━━━━━ TASK MATERIAL ━━━━━

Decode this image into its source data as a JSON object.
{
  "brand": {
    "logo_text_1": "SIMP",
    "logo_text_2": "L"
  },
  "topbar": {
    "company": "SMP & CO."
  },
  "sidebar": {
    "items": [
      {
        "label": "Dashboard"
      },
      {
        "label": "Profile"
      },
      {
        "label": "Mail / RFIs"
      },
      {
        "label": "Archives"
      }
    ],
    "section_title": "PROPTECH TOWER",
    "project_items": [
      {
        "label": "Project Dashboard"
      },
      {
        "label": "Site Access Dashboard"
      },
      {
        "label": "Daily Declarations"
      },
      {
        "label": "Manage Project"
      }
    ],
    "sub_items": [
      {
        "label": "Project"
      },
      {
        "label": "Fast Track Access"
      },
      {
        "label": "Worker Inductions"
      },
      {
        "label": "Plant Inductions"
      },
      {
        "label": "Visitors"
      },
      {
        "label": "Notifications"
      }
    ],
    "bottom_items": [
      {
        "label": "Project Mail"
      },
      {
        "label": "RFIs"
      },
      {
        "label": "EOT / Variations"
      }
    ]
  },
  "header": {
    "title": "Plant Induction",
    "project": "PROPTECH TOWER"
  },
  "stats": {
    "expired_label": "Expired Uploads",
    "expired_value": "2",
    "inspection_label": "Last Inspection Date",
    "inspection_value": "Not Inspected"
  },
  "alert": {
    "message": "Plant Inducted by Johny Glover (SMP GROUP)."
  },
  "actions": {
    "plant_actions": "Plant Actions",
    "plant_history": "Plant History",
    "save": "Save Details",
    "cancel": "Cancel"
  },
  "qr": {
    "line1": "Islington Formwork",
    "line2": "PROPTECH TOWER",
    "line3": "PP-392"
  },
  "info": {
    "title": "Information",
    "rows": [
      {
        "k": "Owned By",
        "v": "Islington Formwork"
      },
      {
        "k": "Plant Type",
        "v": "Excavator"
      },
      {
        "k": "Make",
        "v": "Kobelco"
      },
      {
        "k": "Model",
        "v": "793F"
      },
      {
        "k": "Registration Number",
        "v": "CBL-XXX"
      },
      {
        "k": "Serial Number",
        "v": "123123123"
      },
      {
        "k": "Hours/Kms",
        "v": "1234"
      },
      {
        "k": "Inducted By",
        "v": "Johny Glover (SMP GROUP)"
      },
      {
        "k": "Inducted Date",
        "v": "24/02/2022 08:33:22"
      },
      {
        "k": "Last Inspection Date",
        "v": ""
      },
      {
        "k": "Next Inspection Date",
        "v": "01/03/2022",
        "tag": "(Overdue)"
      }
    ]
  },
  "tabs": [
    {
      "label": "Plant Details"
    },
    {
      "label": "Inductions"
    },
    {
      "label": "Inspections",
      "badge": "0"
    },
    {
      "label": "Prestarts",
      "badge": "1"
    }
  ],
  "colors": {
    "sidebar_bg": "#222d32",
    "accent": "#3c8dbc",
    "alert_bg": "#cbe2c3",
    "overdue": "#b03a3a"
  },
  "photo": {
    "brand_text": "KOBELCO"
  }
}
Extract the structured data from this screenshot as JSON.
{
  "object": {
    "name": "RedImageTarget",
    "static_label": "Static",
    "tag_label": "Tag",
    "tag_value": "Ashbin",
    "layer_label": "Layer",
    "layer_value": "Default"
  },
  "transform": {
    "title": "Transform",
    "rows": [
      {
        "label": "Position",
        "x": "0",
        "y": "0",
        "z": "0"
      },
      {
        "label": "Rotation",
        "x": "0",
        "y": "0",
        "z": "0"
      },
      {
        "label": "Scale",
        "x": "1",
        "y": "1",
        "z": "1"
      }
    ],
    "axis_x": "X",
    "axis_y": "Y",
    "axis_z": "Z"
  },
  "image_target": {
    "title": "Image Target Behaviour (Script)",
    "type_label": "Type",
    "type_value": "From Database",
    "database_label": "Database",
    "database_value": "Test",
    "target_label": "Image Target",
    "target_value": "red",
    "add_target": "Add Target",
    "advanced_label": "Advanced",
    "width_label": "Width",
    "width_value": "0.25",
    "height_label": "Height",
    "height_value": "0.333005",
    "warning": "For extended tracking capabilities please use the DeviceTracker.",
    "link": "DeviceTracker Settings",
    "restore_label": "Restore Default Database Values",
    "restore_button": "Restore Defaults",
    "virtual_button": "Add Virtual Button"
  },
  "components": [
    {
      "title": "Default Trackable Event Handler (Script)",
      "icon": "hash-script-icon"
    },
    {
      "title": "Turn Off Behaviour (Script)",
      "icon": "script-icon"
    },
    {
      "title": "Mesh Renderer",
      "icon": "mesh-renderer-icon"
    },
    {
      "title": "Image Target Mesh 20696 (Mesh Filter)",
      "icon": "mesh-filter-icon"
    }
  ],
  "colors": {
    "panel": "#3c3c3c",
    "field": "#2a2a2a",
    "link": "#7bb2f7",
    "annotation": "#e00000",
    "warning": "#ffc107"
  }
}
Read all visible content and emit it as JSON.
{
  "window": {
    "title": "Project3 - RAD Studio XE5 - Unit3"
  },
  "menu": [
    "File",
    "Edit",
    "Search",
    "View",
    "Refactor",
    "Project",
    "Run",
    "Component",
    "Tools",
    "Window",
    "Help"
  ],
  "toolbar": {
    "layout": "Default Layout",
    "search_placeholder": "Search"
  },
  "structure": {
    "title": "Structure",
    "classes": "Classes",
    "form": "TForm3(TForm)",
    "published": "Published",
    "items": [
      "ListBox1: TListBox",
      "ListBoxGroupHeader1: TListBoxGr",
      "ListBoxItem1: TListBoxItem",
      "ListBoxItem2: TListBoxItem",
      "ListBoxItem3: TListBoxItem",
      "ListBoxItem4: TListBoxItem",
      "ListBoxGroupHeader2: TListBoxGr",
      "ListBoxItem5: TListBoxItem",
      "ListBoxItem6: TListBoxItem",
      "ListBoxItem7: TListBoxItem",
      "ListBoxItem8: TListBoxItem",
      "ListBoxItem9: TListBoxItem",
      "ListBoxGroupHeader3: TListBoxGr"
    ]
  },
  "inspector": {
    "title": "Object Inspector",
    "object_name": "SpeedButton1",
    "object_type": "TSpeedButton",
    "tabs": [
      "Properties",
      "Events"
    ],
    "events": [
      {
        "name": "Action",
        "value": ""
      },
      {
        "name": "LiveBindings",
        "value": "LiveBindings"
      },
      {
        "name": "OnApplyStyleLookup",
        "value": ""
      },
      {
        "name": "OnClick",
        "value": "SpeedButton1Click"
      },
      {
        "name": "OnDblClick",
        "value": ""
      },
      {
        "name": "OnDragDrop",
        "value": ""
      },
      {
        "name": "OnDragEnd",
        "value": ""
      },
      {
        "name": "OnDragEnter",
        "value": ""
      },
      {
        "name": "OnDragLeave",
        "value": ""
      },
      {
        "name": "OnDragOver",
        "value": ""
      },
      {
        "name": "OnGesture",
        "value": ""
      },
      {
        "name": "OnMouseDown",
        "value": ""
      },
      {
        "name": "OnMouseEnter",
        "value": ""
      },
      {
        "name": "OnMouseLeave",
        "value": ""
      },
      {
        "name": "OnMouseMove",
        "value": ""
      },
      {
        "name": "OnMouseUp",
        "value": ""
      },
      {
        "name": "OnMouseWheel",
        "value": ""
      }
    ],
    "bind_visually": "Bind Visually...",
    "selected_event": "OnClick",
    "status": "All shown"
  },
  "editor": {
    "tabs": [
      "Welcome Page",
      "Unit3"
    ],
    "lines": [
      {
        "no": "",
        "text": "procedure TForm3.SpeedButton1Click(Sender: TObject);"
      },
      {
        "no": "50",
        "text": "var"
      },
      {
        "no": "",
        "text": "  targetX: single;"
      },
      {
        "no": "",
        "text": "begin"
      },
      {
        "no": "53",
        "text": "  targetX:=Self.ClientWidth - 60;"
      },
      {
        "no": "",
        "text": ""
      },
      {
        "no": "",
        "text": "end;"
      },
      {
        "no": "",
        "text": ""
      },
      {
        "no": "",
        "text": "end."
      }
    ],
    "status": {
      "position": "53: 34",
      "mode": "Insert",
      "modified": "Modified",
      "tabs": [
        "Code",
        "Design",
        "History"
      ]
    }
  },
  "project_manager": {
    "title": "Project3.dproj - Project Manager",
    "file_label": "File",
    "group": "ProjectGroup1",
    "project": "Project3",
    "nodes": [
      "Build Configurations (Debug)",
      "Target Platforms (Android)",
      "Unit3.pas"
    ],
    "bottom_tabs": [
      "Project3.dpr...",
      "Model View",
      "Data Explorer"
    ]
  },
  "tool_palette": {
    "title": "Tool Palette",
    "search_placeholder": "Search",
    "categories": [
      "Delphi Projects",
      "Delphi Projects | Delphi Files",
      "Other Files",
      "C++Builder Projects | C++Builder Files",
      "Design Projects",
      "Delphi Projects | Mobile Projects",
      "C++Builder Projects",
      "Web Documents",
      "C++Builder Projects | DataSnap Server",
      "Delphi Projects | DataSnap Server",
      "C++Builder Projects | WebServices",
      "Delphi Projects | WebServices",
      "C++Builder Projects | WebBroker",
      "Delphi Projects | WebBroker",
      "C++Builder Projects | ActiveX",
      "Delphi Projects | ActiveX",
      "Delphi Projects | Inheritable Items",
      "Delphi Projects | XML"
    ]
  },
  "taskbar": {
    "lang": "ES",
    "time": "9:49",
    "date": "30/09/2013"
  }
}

━━━━━

* EXERCISE: Take every line from the records above that has the word "Server" and copy it.

* RESULT OF THIS TASK:
      "C++Builder Projects | DataSnap Server",
      "Delphi Projects | DataSnap Server",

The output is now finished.